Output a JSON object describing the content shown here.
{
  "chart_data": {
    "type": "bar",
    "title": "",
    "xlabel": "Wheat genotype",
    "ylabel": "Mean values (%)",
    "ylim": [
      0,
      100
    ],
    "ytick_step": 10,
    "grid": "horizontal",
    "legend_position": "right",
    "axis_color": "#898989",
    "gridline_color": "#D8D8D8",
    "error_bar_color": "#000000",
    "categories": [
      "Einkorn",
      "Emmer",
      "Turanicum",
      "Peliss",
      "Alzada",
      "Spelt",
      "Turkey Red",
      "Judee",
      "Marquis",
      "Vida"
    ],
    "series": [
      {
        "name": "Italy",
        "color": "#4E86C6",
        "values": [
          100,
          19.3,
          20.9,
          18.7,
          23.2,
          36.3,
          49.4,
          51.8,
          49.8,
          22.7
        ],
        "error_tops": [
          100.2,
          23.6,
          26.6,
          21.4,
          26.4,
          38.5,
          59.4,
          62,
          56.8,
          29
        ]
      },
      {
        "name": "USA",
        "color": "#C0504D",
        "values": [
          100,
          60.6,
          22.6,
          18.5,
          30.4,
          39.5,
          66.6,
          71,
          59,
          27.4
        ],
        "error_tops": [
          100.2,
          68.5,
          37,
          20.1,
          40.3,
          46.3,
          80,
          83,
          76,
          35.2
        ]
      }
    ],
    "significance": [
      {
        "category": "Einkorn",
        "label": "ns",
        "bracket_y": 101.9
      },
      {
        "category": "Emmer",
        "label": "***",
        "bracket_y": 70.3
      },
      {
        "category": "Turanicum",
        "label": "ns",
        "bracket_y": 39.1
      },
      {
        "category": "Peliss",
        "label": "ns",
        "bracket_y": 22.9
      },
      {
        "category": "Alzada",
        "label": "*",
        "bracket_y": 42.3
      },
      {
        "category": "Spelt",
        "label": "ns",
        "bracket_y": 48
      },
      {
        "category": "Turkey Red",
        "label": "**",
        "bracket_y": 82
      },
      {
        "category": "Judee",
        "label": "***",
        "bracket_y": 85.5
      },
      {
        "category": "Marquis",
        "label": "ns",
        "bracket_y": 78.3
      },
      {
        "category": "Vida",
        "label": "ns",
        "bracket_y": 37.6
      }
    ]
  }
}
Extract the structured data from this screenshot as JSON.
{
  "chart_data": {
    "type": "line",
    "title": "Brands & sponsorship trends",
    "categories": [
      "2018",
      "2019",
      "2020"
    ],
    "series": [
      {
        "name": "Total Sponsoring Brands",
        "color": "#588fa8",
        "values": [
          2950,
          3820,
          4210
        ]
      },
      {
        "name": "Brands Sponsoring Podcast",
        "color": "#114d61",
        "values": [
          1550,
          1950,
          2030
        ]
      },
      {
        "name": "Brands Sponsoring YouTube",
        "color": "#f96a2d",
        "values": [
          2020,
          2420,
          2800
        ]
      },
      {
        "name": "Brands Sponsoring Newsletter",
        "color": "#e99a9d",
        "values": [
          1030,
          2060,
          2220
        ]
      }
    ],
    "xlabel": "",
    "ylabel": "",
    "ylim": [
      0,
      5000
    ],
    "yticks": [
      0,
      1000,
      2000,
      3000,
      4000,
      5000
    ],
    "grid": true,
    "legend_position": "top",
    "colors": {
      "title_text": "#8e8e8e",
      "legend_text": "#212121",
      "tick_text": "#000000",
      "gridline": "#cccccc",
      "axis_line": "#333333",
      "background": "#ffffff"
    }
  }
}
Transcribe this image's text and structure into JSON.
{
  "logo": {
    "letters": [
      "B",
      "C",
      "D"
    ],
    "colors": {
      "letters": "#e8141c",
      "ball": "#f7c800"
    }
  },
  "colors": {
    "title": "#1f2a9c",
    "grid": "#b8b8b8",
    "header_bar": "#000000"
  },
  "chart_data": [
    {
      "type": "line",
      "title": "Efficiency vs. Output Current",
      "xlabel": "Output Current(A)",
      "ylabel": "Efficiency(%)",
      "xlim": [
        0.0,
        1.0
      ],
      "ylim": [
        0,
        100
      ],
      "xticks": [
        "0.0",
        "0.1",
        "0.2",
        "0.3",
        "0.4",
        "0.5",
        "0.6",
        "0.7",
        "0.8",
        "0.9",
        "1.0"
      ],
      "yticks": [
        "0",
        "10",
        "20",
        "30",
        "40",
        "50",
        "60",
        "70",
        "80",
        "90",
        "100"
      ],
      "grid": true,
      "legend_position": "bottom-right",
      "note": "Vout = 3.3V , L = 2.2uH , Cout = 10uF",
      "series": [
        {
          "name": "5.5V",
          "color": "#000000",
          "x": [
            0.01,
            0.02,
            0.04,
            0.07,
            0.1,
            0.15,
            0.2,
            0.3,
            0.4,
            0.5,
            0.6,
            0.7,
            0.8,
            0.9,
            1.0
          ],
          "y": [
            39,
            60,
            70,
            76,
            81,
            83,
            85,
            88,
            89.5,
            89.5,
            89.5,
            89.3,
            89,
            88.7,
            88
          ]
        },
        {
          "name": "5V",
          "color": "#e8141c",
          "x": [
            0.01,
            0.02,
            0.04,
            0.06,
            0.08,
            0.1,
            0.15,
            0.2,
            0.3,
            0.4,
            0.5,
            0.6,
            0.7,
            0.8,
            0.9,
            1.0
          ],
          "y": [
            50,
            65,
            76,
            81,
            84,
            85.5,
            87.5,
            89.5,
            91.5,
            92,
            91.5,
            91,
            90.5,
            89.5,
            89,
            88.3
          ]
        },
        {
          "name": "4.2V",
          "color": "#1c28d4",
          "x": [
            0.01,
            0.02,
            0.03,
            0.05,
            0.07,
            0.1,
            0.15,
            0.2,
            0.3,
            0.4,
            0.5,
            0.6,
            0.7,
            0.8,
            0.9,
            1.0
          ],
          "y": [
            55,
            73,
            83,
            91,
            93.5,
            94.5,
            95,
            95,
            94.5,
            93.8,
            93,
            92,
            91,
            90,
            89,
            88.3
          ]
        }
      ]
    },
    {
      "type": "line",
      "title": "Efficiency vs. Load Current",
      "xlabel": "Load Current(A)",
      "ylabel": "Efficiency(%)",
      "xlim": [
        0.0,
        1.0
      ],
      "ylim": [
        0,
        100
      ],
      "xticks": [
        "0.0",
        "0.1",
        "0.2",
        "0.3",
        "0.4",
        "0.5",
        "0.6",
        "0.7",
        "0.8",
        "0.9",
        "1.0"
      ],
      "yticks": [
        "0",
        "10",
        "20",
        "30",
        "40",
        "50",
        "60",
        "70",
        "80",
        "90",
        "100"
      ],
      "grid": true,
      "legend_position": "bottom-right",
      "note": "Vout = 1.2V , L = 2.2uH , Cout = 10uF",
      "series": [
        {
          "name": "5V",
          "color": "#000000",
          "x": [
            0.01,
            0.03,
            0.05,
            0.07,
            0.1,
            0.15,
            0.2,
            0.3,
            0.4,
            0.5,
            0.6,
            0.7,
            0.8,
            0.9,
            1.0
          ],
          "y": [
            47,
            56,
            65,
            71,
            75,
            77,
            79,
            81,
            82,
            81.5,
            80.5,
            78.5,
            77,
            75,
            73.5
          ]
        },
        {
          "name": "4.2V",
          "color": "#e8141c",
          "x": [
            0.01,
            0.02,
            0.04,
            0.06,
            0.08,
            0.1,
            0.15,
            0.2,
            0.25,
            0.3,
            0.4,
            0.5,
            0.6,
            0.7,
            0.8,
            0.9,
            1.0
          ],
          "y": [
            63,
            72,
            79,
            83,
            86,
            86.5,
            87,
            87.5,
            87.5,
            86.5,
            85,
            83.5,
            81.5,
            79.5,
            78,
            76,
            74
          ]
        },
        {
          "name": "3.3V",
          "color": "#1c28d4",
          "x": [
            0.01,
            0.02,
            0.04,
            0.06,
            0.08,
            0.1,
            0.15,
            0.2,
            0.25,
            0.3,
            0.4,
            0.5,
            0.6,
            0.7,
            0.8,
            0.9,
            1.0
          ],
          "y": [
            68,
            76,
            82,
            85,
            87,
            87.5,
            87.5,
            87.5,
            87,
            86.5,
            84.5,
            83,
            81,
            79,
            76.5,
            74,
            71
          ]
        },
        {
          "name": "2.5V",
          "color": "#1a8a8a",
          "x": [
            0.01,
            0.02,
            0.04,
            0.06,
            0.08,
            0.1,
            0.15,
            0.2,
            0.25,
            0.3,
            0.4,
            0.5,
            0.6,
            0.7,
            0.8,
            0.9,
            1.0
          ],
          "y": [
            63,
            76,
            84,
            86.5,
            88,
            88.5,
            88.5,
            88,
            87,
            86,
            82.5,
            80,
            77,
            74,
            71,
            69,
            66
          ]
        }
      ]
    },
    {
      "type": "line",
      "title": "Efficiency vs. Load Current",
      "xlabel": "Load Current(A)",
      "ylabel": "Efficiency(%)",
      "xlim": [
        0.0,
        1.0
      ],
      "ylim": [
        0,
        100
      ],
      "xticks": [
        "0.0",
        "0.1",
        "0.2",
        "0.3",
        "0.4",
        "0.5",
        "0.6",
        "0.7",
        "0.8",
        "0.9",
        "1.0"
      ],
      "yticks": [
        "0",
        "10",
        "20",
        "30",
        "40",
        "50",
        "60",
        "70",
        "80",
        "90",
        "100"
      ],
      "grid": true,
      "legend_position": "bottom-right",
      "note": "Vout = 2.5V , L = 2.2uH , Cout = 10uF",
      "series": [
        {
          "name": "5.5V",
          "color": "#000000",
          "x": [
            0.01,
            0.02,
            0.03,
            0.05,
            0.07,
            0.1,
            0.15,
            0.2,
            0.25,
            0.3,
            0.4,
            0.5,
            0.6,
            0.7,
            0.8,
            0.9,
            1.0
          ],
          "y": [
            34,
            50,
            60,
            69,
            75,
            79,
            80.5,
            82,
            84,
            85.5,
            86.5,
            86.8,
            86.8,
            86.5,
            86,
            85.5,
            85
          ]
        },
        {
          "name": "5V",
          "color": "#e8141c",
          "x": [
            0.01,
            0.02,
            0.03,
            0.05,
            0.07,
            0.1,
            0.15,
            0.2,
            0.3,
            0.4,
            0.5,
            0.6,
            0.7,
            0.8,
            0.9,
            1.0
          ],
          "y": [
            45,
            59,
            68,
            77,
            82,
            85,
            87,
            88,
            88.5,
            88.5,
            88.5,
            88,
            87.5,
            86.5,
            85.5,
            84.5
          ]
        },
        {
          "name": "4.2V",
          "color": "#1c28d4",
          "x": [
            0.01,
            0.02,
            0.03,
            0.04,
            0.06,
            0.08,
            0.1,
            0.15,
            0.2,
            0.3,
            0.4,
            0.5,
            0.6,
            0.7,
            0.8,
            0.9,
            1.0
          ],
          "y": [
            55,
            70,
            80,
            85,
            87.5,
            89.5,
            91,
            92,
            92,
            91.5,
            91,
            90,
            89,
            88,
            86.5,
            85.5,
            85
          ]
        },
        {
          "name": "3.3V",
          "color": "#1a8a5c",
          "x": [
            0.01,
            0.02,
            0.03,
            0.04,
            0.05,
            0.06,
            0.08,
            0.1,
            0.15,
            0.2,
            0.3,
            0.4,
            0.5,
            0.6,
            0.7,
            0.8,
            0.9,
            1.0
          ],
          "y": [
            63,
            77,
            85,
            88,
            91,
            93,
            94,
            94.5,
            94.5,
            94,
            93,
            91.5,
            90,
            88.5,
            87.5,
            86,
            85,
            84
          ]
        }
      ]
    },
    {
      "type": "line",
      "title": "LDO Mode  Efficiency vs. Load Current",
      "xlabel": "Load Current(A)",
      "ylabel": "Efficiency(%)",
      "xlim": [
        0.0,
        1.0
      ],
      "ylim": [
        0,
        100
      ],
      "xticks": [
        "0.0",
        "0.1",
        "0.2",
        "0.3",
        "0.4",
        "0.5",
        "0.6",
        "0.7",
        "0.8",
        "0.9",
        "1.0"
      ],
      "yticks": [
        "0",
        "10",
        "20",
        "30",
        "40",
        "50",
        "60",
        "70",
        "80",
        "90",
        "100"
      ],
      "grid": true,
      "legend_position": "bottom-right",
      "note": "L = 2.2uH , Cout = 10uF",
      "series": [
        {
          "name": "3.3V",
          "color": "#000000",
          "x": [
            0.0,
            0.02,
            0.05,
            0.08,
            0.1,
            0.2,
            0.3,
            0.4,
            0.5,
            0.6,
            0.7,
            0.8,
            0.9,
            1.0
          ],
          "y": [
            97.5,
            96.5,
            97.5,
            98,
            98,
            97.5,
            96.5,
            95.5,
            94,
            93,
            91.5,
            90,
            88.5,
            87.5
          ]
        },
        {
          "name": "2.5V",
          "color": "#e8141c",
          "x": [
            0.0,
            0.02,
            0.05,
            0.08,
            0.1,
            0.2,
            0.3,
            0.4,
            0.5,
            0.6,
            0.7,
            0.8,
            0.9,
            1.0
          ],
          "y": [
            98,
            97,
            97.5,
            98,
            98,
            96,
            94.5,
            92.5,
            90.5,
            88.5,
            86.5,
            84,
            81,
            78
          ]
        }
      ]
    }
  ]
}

-*-*-

**EXERCISE AIM**
Select all lines in the listing that include the word "Output".

**FINAL RESULT**
Output a JSON object describing the content shown here.
      "title": "Efficiency vs. Output Current",
      "xlabel": "Output Current(A)",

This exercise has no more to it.